- [Request] Every line of the material below must be repeated exactly.

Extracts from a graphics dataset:
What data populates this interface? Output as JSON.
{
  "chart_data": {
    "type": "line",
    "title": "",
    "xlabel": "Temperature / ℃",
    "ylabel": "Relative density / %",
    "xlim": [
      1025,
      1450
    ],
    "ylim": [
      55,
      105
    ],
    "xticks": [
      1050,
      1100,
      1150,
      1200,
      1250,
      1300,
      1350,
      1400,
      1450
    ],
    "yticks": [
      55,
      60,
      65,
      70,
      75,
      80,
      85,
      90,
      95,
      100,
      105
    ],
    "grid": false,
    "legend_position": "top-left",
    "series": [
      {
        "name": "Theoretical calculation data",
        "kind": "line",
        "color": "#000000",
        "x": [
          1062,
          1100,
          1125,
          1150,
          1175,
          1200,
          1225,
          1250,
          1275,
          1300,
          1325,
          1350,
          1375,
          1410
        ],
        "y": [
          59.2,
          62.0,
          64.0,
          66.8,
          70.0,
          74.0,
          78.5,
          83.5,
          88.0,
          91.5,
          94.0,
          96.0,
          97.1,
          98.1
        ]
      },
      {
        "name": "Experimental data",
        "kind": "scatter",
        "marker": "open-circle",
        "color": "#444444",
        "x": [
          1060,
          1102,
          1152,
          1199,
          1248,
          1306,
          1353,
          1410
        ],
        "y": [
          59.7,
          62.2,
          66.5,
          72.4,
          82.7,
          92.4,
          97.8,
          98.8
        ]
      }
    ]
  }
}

- [The result]
What data populates this interface? Output as JSON.
{
  "chart_data": {
    "type": "line",
    "title": "",
    "xlabel": "Temperature / ℃",
    "ylabel": "Relative density / %",
    "xlim": [
      1025,
      1450
    ],
    "ylim": [
      55,
      105
    ],
    "xticks": [
      1050,
      1100,
      1150,
      1200,
      1250,
      1300,
      1350,
      1400,
      1450
    ],
    "yticks": [
      55,
      60,
      65,
      70,
      75,
      80,
      85,
      90,
      95,
      100,
      105
    ],
    "grid": false,
    "legend_position": "top-left",
    "series": [
      {
        "name": "Theoretical calculation data",
        "kind": "line",
        "color": "#000000",
        "x": [
          1062,
          1100,
          1125,
          1150,
          1175,
          1200,
          1225,
          1250,
          1275,
          1300,
          1325,
          1350,
          1375,
          1410
        ],
        "y": [
          59.2,
          62.0,
          64.0,
          66.8,
          70.0,
          74.0,
          78.5,
          83.5,
          88.0,
          91.5,
          94.0,
          96.0,
          97.1,
          98.1
        ]
      },
      {
        "name": "Experimental data",
        "kind": "scatter",
        "marker": "open-circle",
        "color": "#444444",
        "x": [
          1060,
          1102,
          1152,
          1199,
          1248,
          1306,
          1353,
          1410
        ],
        "y": [
          59.7,
          62.2,
          66.5,
          72.4,
          82.7,
          92.4,
          97.8,
          98.8
        ]
      }
    ]
  }
}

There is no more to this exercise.